### TASK DETAILS
Go through the records and extract every line with the word "Apple".

### RAW RECORDS
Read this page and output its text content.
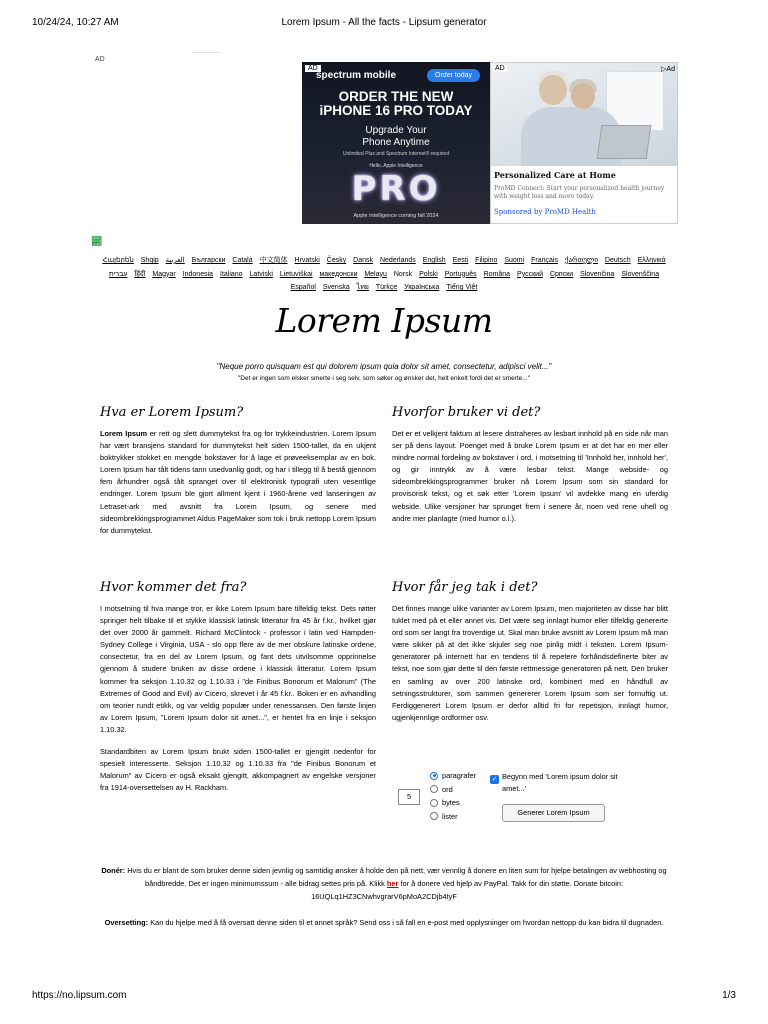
10/24/24, 10:27 AM	Lorem Ipsum - All the facts - Lipsum generator
AD
AD
spectrum mobile	Order today
ORDER THE NEW
iPHONE 16 PRO TODAY
Upgrade Your
Phone Anytime
Unlimited Plus and Spectrum Internet® required
Hello, Apple Intelligence
PRO
Apple Intelligence coming fall 2024
AD	▷Ad
Personalized Care at Home
ProMD Connect: Start your personalized health journey with weight loss and more today.
Sponsored by ProMD Health
📈︎
Հայերեն Shqip ‏العربية Български Català 中文简体 Hrvatski Česky Dansk Nederlands English Eesti Filipino Suomi Français ქართული Deutsch Ελληνικά ‏עברית हिंदी Magyar Indonesia Italiano Latviski Lietuviškai македонски Melayu Norsk Polski Português Româna Pусский Српски Slovenčina Slovenščina Español Svenska ไทย Türkçe Українська Tiếng Việt
Lorem Ipsum
"Neque porro quisquam est qui dolorem ipsum quia dolor sit amet, consectetur, adipisci velit..."
"Det er ingen som elsker smerte i seg selv, som søker og ønsker det, helt enkelt fordi det er smerte..."
Hva er Lorem Ipsum?

Lorem Ipsum er rett og slett dummytekst fra og for trykkeindustrien. Lorem Ipsum har vært bransjens standard for dummytekst helt siden 1500-tallet, da en ukjent boktrykker stokket en mengde bokstaver for å lage et prøveeksemplar av en bok. Lorem Ipsum har tålt tidens tann usedvanlig godt, og har i tillegg til å bestå gjennom fem århundrer også tålt spranget over til elektronisk typografi uten vesentlige endringer. Lorem Ipsum ble gjort allment kjent i 1960-årene ved lanseringen av Letraset-ark med avsnitt fra Lorem Ipsum, og senere med sideombrekkingsprogrammet Aldus PageMaker som tok i bruk nettopp Lorem Ipsum for dummytekst.

Hvorfor bruker vi det?

Det er et velkjent faktum at lesere distraheres av lesbart innhold på en side når man ser på dens layout. Poenget med å bruke Lorem Ipsum er at det har en mer eller mindre normal fordeling av bokstaver i ord, i motsetning til 'Innhold her, innhold her', og gir inntrykk av å være lesbar tekst. Mange webside- og sideombrekkingsprogrammer bruker nå Lorem Ipsum som sin standard for provisorisk tekst, og et søk etter 'Lorem Ipsum' vil avdekke mang en uferdig webside. Ulike versjoner har sprunget frem i senere år, noen ved rene uhell og andre mer planlagte (med humor o.l.).

Hvor kommer det fra?

I motsetning til hva mange tror, er ikke Lorem Ipsum bare tilfeldig tekst. Dets røtter springer helt tilbake til et stykke klassisk latinsk litteratur fra 45 år f.kr., hvilket gjør det over 2000 år gammelt. Richard McClintock - professor i latin ved Hampden-Sydney College i Virginia, USA - slo opp flere av de mer obskure latinske ordene, consectetur, fra en del av Lorem Ipsum, og fant dets utvilsomme opprinnelse gjennom å studere bruken av disse ordene i klassisk litteratur. Lorem Ipsum kommer fra seksjon 1.10.32 og 1.10.33 i "de Finibus Bonorum et Malorum" (The Extremes of Good and Evil) av Cicero, skrevet i år 45 f.kr.. Boken er en avhandling om teorier rundt etikk, og var veldig populær under renessansen. Den første linjen av Lorem Ipsum, "Lorem Ipsum dolor sit amet...", er hentet fra en linje i seksjon 1.10.32.

Standardbiten av Lorem Ipsum brukt siden 1500-tallet er gjengitt nedenfor for spesielt interesserte. Seksjon 1.10.32 og 1.10.33 fra "de Finibus Bonorum et Malorum" av Cicero er også eksakt gjengitt, akkompagnert av engelske versjoner fra 1914-oversettelsen av H. Rackham.

Hvor får jeg tak i det?

Det finnes mange ulike varianter av Lorem Ipsum, men majoriteten av disse har blitt tuklet med på et eller annet vis. Det være seg innlagt humor eller tilfeldig genererte ord som ser langt fra troverdige ut. Skal man bruke avsnitt av Lorem Ipsum må man være sikker på at det ikke skjuler seg noe pinlig midt i teksten. Lorem Ipsum-generatorer på internett har en tendens til å repetere forhåndsdefinerte biter av tekst, noe som gjør dette til den første rettmessige generatoren på nett. Den bruker en samling av over 200 latinske ord, kombinert med en håndfull av setningsstrukturer, som sammen genererer Lorem Ipsum som ser fornuftig ut. Ferdiggenerert Lorem Ipsum er derfor alltid fri for repetisjon, innlagt humor, ugjenkjennlige ordformer osv.

5
paragrafer
ord
bytes
lister
✓ Begynn med 'Lorem ipsum dolor sit amet...'
Generer Lorem Ipsum
Donér: Hvis du er blant de som bruker denne siden jevnlig og samtidig ønsker å holde den på nett, vær vennlig å donere en liten sum for hjelpe betalingen av webhosting og båndbredde. Det er ingen minimumssum - alle bidrag settes pris på. Klikk her for å donere ved hjelp av PayPal. Takk for din støtte. Donate bitcoin: 16UQLq1HZ3CNwhvgrarV6pMoA2CDjb4tyF
Oversetting: Kan du hjelpe med å få oversatt denne siden til et annet språk? Send oss i så fall en e-post med opplysninger om hvordan nettopp du kan bidra til dugnaden.
https://no.lipsum.com	1/3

### ANSWER TO THE TASK
Hello, Apple Intelligence
Apple Intelligence coming fall 2024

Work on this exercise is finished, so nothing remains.